# Your goal
Check every line for the word "this" and give the number of lines where it occurs, nothing else.
#### Records for processing
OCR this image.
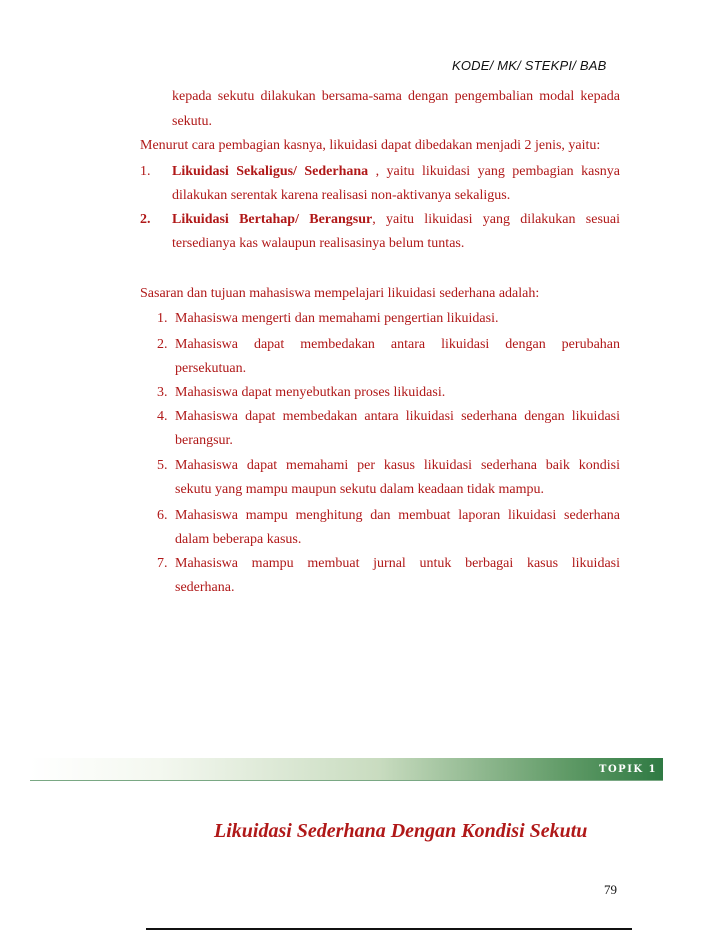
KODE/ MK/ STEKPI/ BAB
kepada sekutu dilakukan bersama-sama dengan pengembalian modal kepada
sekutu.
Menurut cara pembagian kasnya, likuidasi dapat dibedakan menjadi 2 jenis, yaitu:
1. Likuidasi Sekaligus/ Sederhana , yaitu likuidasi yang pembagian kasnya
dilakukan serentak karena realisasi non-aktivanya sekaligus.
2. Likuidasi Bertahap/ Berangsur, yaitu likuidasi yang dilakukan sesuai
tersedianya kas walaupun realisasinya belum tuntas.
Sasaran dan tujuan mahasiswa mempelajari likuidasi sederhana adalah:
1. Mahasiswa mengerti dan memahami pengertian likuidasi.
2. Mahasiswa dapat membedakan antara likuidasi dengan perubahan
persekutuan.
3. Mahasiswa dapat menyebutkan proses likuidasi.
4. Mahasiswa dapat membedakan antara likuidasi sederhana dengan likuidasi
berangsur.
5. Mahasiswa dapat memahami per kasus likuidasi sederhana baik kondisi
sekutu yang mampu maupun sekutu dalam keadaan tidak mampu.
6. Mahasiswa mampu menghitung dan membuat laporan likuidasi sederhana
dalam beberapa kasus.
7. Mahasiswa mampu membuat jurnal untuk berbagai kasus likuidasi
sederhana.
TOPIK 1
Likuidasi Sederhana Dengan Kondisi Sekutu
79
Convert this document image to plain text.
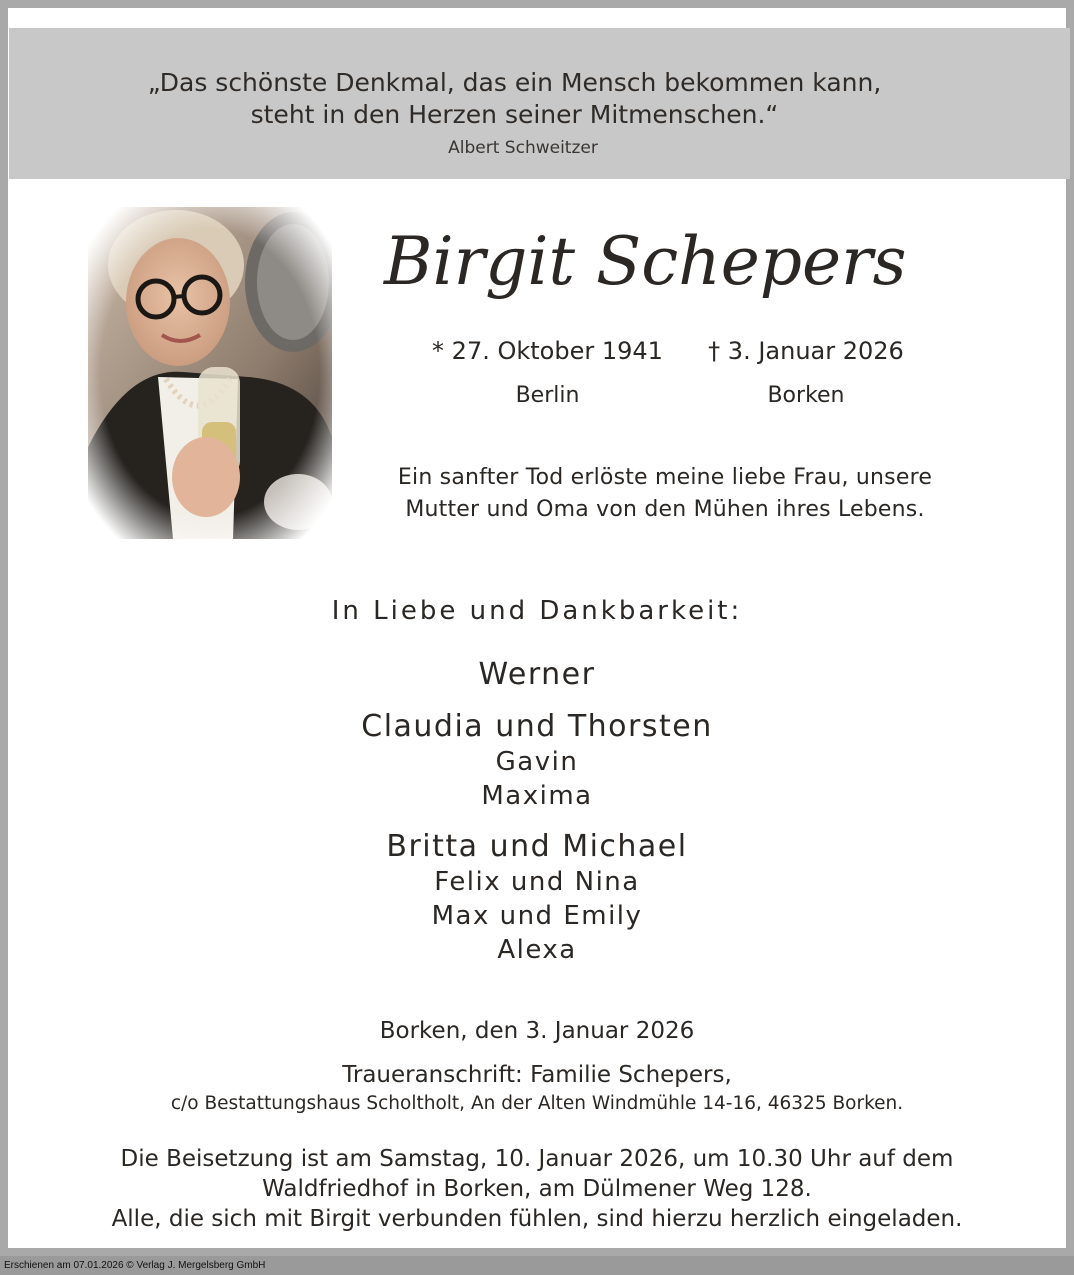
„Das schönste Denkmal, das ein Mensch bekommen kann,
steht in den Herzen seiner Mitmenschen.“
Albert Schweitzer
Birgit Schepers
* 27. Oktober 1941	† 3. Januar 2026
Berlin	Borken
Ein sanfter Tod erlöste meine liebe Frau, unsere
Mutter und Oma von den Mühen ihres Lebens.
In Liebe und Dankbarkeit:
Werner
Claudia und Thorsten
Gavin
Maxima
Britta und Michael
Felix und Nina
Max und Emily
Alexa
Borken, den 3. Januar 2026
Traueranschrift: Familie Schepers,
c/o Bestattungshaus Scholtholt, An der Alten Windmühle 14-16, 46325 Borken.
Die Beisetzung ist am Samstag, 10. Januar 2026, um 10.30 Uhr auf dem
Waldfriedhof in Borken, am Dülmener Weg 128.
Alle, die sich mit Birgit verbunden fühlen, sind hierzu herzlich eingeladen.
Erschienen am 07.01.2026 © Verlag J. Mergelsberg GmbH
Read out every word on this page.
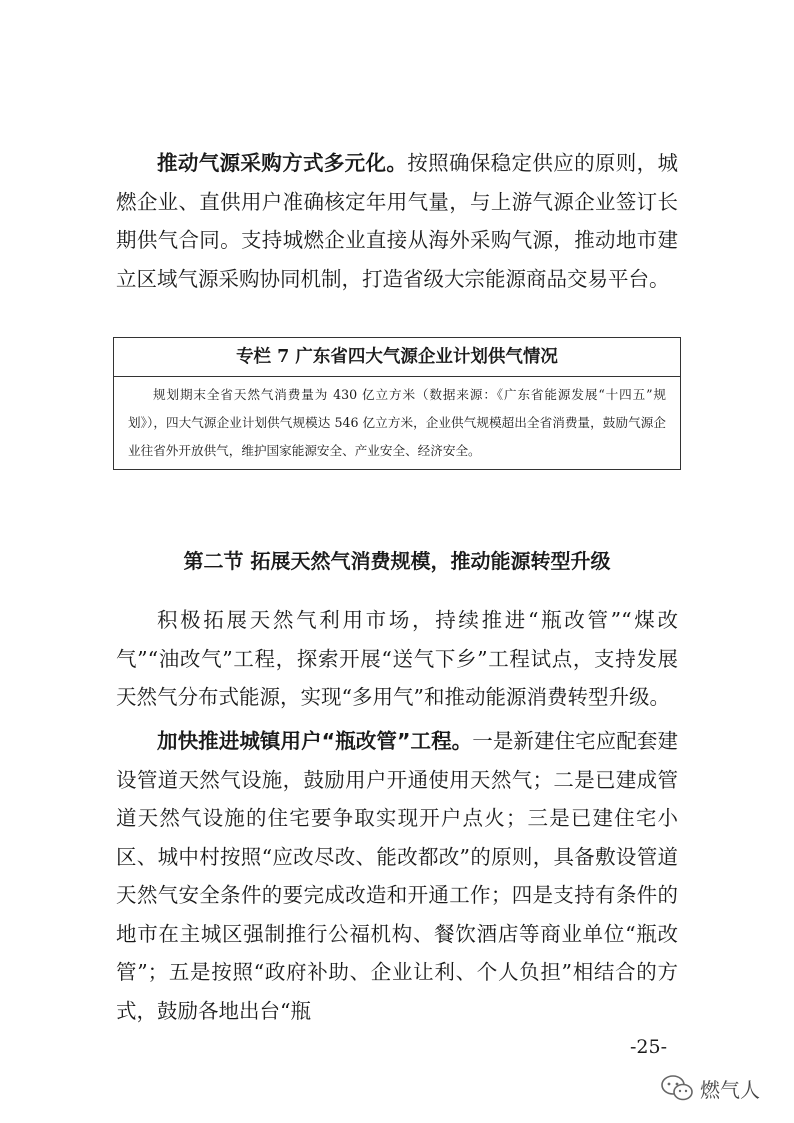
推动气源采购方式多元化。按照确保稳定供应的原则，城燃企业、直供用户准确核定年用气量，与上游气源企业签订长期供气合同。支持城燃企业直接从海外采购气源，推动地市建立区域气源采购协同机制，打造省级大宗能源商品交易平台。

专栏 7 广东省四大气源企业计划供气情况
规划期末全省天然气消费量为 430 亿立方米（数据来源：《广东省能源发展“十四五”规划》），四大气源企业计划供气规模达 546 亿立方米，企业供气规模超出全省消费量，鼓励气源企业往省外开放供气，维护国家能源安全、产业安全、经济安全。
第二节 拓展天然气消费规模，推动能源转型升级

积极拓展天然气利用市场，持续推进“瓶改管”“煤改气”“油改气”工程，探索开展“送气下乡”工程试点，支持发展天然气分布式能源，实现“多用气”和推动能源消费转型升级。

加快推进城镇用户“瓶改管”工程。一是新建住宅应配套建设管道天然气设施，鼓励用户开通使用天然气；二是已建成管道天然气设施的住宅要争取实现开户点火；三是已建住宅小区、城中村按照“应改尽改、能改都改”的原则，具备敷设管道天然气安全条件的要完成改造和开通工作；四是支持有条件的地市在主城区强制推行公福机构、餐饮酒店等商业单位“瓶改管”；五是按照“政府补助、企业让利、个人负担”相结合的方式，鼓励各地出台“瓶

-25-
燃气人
########
# Worked solution
3